## The problem
Each line containing the word "Read" should be found and copied.
>> BEGIN
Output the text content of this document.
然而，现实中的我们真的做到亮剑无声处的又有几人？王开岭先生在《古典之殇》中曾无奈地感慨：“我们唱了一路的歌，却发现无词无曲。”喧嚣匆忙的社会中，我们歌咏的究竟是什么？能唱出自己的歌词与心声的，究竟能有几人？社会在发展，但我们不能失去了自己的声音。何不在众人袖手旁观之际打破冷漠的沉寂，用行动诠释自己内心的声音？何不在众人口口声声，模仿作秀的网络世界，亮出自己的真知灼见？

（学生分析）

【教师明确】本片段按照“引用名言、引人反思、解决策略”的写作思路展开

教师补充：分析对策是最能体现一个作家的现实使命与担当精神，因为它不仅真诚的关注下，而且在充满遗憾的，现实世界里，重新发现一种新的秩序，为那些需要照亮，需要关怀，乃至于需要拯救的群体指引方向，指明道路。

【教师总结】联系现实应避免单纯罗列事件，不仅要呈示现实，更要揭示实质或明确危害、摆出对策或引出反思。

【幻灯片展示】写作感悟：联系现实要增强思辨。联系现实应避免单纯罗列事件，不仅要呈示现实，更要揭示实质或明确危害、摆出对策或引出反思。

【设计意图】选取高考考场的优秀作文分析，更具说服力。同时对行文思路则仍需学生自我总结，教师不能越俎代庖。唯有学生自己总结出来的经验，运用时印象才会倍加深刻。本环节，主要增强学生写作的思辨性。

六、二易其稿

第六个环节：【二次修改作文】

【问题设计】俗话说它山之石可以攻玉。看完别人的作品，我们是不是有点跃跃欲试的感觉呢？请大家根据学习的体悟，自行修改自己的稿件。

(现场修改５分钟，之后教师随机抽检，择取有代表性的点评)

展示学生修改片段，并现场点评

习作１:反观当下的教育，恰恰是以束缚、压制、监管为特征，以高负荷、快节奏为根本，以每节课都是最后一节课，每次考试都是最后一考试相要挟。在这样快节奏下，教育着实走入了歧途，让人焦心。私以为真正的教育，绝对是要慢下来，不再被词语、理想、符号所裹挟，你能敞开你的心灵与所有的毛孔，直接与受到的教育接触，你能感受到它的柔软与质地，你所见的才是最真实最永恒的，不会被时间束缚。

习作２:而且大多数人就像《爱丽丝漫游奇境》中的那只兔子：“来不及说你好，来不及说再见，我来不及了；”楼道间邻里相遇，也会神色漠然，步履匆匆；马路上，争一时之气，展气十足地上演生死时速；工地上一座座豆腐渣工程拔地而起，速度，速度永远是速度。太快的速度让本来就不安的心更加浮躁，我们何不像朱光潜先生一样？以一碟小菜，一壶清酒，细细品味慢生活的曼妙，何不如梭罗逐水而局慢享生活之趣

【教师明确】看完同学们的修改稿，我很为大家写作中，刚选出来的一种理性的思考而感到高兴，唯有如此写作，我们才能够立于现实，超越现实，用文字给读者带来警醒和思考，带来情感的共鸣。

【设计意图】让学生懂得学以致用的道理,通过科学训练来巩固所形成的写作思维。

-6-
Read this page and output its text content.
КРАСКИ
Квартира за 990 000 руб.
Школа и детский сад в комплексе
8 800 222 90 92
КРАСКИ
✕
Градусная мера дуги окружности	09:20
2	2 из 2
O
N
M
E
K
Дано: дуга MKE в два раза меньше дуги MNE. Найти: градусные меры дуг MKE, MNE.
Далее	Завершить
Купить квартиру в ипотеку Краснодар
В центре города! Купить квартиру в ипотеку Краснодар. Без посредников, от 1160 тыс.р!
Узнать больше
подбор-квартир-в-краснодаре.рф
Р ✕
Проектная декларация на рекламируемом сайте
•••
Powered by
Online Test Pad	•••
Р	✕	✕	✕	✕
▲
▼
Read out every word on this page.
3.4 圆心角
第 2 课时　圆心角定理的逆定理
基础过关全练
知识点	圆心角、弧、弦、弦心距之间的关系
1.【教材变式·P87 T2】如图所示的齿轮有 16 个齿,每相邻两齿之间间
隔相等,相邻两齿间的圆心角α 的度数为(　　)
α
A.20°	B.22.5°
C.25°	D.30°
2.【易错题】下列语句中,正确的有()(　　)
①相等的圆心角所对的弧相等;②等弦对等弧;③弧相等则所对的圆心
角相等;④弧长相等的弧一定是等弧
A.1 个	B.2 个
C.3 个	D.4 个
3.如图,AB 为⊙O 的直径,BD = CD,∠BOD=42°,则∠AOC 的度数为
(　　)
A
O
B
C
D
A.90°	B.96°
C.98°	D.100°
>> END
## Answer in full
Read this page and output its text content.
Read out every word on this page.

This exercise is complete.